▸ SET PROBLEM A
In the excerpt on Lord Durham and Lord Sydenham, which newspaper regretted that Dr. Ryerson had endorsed Lord Durham's system of Responsible Government?

The New Era—Lord Durham and Lord Sydenham.

In the midst of the gloom which overspread the Province, in consequence of the long continued exercise of irresponsible and arbitrary power on the part of the local executive, Dr. Ryerson, like many other loyal-hearted Canadians, rejoiced at the advent of Lord Durham,—a man possessed of plenary powers to inquire into and report on the grievances existing in Canada. Those who wished to perpetuate the reign of the ruling party, strongly deprecated Dr. Ryerson's advocacy of Lord Durham's schemes of reform. One of the most respectable organs[108] of that party (Neilson's Quebec Gazette) in a complimentary editorial on Dr. Ryerson (in May, 1839), expressed regret that a man "of his undoubted talents and great industry" should have endorsed Lord Durham's system of Responsible Government. In the Guardian of the 5th June, Dr. Ryerson replied, pointing out the fair and equitable system of Responsible Government advocated by Lord Durham, as compared with the crude one put forth by Messrs. W. L. Mackenzie and L. J. Papineau. He then illustrates the necessity for the reform proposed by Lord Durham, by referring to the arbitrary and irresponsible acts of Sir Francis Head. He said:—

The published word of the Representative of Royalty had [until Sir F. B. Head's time] been sacred and inviolable in Upper Canada; the majority of the people believed him. In 1836 they elected a House of Assembly in accordance with his wishes. He fulfilled his pledges by dismissing many of the magistrates and militia officers, because they voted against his candidates at the elections, and finished his career by plunging the country into misery, and thereby insuring its ruin.

Now, where (he asked) was the "responsibility" under which ... such a Governor acts? He abuses the confidence reposed in him,—where is his censure? He disobeys the orders given him from England,—where is his punishment? He ruins men [Bidwell, etc.] whom he was ordered to appoint,—where is their redress, and his accountability? They are exiles, and he is made a Baronet! He disgraces and degrades numbers of persons without colour of reason, or justice, or law—yet they are without redress, and he is even without reproof. He tramples upon the orders from Her Majesty's Government, and attacks her ministers in their places—then returns to England, and boasts of his disobedience.... And there are those who tell us of the responsibility of our Governors to the Queen and Parliament!... The history of Sir F. B. Head's administration is enough to make the veriest bigot a convert to "Responsible Government."

▸ SET PROBLEM B
Locate each line of the listing below that contains the string "marker" and copy those lines.

▸ Element box annotations

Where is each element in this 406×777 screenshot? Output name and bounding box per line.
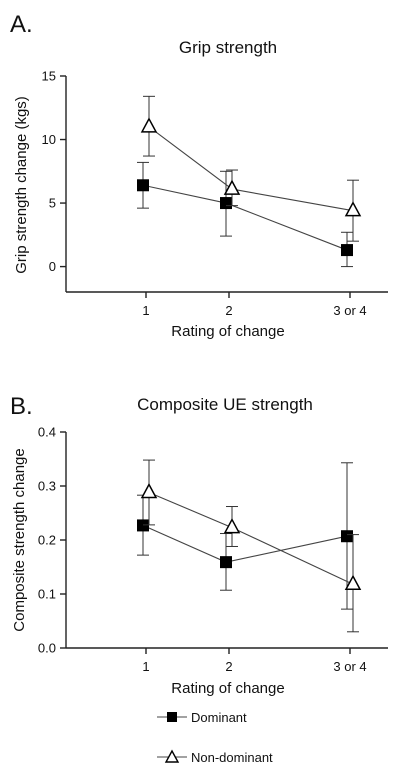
series-line-dominant [142, 184, 348, 251]
y-tick-label: 10 [42, 132, 56, 147]
data-point-dominant [137, 519, 149, 532]
legend-label-dominant: Dominant [191, 710, 247, 725]
series-line-non-dominant [148, 126, 354, 212]
y-tick-label: 0.2 [38, 533, 56, 548]
legend-label-non-dominant: Non-dominant [191, 750, 273, 765]
legend-item-non-dominant: Non-dominant [157, 749, 273, 765]
data-point-non-dominant [344, 201, 362, 217]
x-tick-label: 1 [142, 303, 149, 318]
x-tick-label: 3 or 4 [333, 303, 366, 318]
y-tick-label: 0 [49, 259, 56, 274]
panel-b-plot: 0.0 0.1 0.2 0.3 0.4 1 2 3 or 4 [38, 425, 388, 674]
data-point-dominant [137, 179, 149, 192]
x-tick-label: 2 [225, 659, 232, 674]
data-point-non-dominant [344, 574, 362, 591]
panel-a-ylabel: Grip strength change (kgs) [13, 96, 30, 274]
data-point-dominant [220, 556, 232, 569]
panel-b-xlabel: Rating of change [171, 680, 284, 697]
y-tick-label: 0.1 [38, 587, 56, 602]
data-point-non-dominant [140, 482, 158, 499]
series-line-dominant [142, 524, 348, 563]
legend-triangle-marker [164, 749, 180, 763]
y-tick-label: 0.4 [38, 425, 56, 440]
panel-b-title: Composite UE strength [137, 395, 313, 414]
data-point-dominant [341, 244, 353, 257]
data-point-non-dominant [140, 117, 158, 133]
data-point-non-dominant [223, 179, 241, 195]
panel-b-ylabel: Composite strength change [11, 448, 28, 631]
y-tick-label: 0.0 [38, 641, 56, 656]
x-tick-label: 1 [142, 659, 149, 674]
data-point-dominant [220, 197, 232, 210]
panel-a-xlabel: Rating of change [171, 323, 284, 340]
legend-item-dominant: Dominant [157, 710, 247, 725]
x-tick-label: 3 or 4 [333, 659, 366, 674]
y-tick-label: 15 [42, 69, 56, 84]
y-tick-label: 0.3 [38, 479, 56, 494]
series-line-non-dominant [148, 491, 354, 585]
panel-a-letter: A. [10, 11, 33, 38]
legend: Dominant Non-dominant [157, 710, 273, 765]
legend-square-marker [167, 712, 177, 722]
data-point-non-dominant [223, 517, 241, 534]
panel-a-plot: 0 5 10 15 1 2 3 or 4 [42, 69, 388, 318]
panel-a-title: Grip strength [179, 38, 277, 57]
x-tick-label: 2 [225, 303, 232, 318]
y-tick-label: 5 [49, 196, 56, 211]
data-point-dominant [341, 530, 353, 543]
panel-b-letter: B. [10, 393, 33, 420]
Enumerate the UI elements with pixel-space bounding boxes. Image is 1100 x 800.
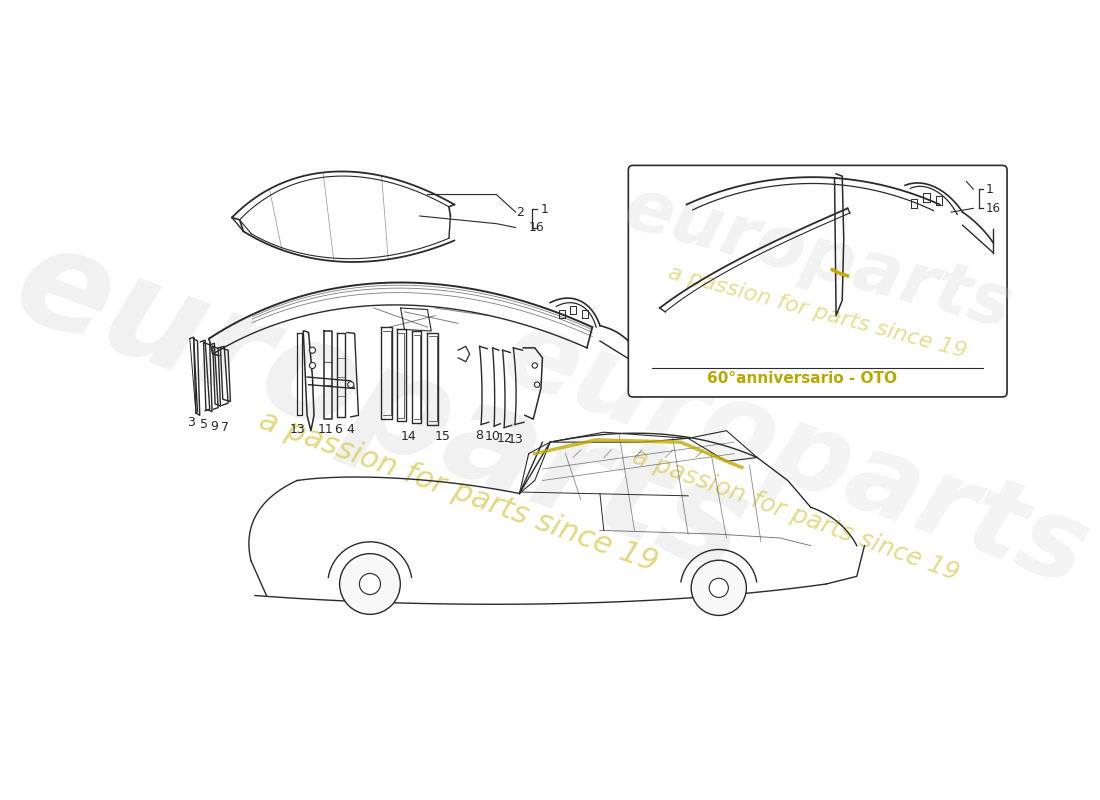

▸ EXERCISE RESPONSE A
Neilson's Quebec Gazette.

▸ EXERCISE RESPONSE B
legend-triangle-marker [164, 749, 180, 763]
legend-square-marker [167, 712, 177, 722]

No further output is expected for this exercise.